» **Data entries**:
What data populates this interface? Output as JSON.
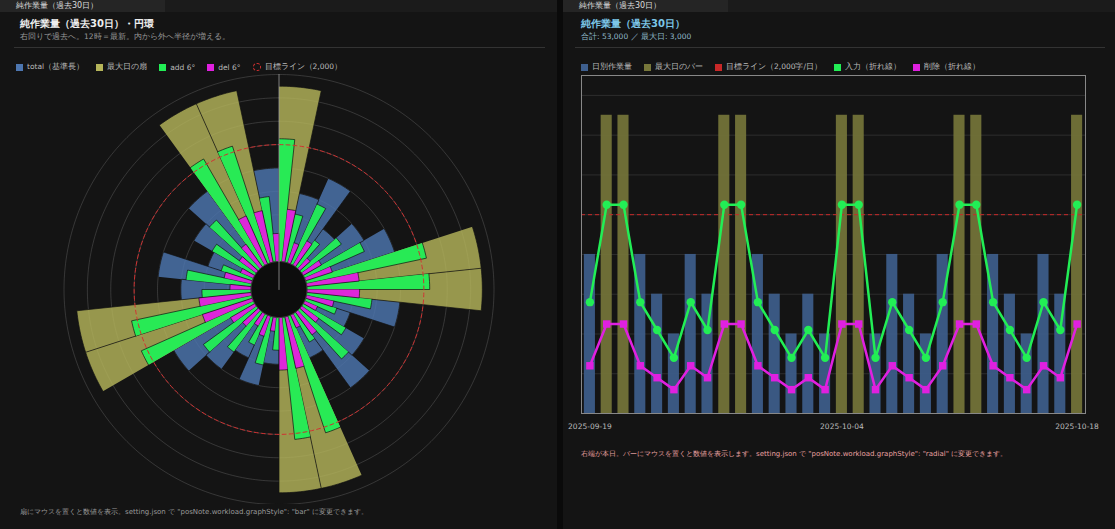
{
  "tabs": [
    "純作業量（過去30日）",
    "純作業量（過去30日）"
  ],
  "chart_data": [
    {
      "type": "radial_bar",
      "title": "純作業量（過去30日）・円環",
      "subtitle": "右回りで過去へ。12時＝最新。内から外へ半径が増える。",
      "caption": "扇にマウスを置くと数値を表示。setting.json で \"posNote.workload.graphStyle\": \"bar\" に変更できます。",
      "legend": "top",
      "grid": true,
      "tick_labels": false,
      "rlim": [
        0,
        3200
      ],
      "rticks": [
        400,
        800,
        1200,
        1600,
        2000,
        2400,
        2800,
        3200
      ],
      "target_line": {
        "label": "目標ライン（2,000）",
        "value": 2000,
        "color": "#d03030",
        "line_style": "dashed"
      },
      "series": [
        {
          "name": "total（基準長）",
          "type": "wedge",
          "color": "#4d76b0",
          "values": [
            1600,
            null,
            null,
            1600,
            1200,
            800,
            1600,
            1200,
            null,
            null,
            1600,
            1200,
            800,
            1200,
            800,
            null,
            null,
            800,
            1600,
            1200,
            800,
            1600,
            null,
            null,
            1600,
            1200,
            800,
            1600,
            1200,
            null
          ]
        },
        {
          "name": "最大日の扇",
          "type": "wedge",
          "color": "#b5b55a",
          "values": [
            null,
            3000,
            3000,
            null,
            null,
            null,
            null,
            null,
            3000,
            3000,
            null,
            null,
            null,
            null,
            null,
            3000,
            3000,
            null,
            null,
            null,
            null,
            null,
            3000,
            3000,
            null,
            null,
            null,
            null,
            null,
            3000
          ]
        },
        {
          "name": "add 6°",
          "type": "half_wedge",
          "color": "#22ee55",
          "values": [
            1120,
            2100,
            2100,
            1120,
            840,
            560,
            1120,
            840,
            2100,
            2100,
            1120,
            840,
            560,
            840,
            560,
            2100,
            2100,
            560,
            1120,
            840,
            560,
            1120,
            2100,
            2100,
            1120,
            840,
            560,
            1120,
            840,
            2100
          ]
        },
        {
          "name": "del 6°",
          "type": "half_wedge",
          "color": "#e020e0",
          "values": [
            480,
            900,
            900,
            480,
            360,
            240,
            480,
            360,
            900,
            900,
            480,
            360,
            240,
            360,
            240,
            900,
            900,
            240,
            480,
            360,
            240,
            480,
            900,
            900,
            480,
            360,
            240,
            480,
            360,
            900
          ]
        }
      ]
    },
    {
      "type": "bar",
      "title": "純作業量（過去30日）",
      "subtitle": "合計: 53,000 ／ 最大日: 3,000",
      "caption": "右端が本日。バーにマウスを置くと数値を表示します。setting.json で \"posNote.workload.graphStyle\": \"radial\" に変更できます。",
      "legend": "top",
      "grid": true,
      "tick_labels": "x",
      "categories": [
        "2025-09-19",
        null,
        null,
        null,
        null,
        null,
        null,
        null,
        null,
        null,
        null,
        null,
        null,
        null,
        null,
        "2025-10-04",
        null,
        null,
        null,
        null,
        null,
        null,
        null,
        null,
        null,
        null,
        null,
        null,
        null,
        "2025-10-18"
      ],
      "ylim": [
        0,
        3400
      ],
      "yticks": [
        0,
        400,
        800,
        1200,
        1600,
        2000,
        2400,
        2800,
        3200
      ],
      "target_line": {
        "label": "目標ライン（2,000字/日）",
        "value": 2000,
        "color": "#c82828",
        "line_style": "dashed"
      },
      "series": [
        {
          "name": "日別作業量",
          "type": "bar",
          "color": "#3e5f8e",
          "values": [
            1600,
            null,
            null,
            1600,
            1200,
            800,
            1600,
            1200,
            null,
            null,
            1600,
            1200,
            800,
            1200,
            800,
            null,
            null,
            800,
            1600,
            1200,
            800,
            1600,
            null,
            null,
            1600,
            1200,
            800,
            1600,
            1200,
            null
          ]
        },
        {
          "name": "最大日のバー",
          "type": "bar",
          "color": "#77773a",
          "values": [
            null,
            3000,
            3000,
            null,
            null,
            null,
            null,
            null,
            3000,
            3000,
            null,
            null,
            null,
            null,
            null,
            3000,
            3000,
            null,
            null,
            null,
            null,
            null,
            3000,
            3000,
            null,
            null,
            null,
            null,
            null,
            3000
          ]
        },
        {
          "name": "入力（折れ線）",
          "type": "line",
          "color": "#22ee55",
          "marker": "circle",
          "values": [
            1120,
            2100,
            2100,
            1120,
            840,
            560,
            1120,
            840,
            2100,
            2100,
            1120,
            840,
            560,
            840,
            560,
            2100,
            2100,
            560,
            1120,
            840,
            560,
            1120,
            2100,
            2100,
            1120,
            840,
            560,
            1120,
            840,
            2100
          ]
        },
        {
          "name": "削除（折れ線）",
          "type": "line",
          "color": "#e020e0",
          "marker": "square",
          "values": [
            480,
            900,
            900,
            480,
            360,
            240,
            480,
            360,
            900,
            900,
            480,
            360,
            240,
            360,
            240,
            900,
            900,
            240,
            480,
            360,
            240,
            480,
            900,
            900,
            480,
            360,
            240,
            480,
            360,
            900
          ]
        }
      ]
    }
  ]
}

» **The exercise**: Copy every line of the records above that contains "setting".

» **The output**:
      "caption": "扇にマウスを置くと数値を表示。setting.json で \"posNote.workload.graphStyle\": \"bar\" に変更できます。",
      "caption": "右端が本日。バーにマウスを置くと数値を表示します。setting.json で \"posNote.workload.graphStyle\": \"radial\" に変更できます。",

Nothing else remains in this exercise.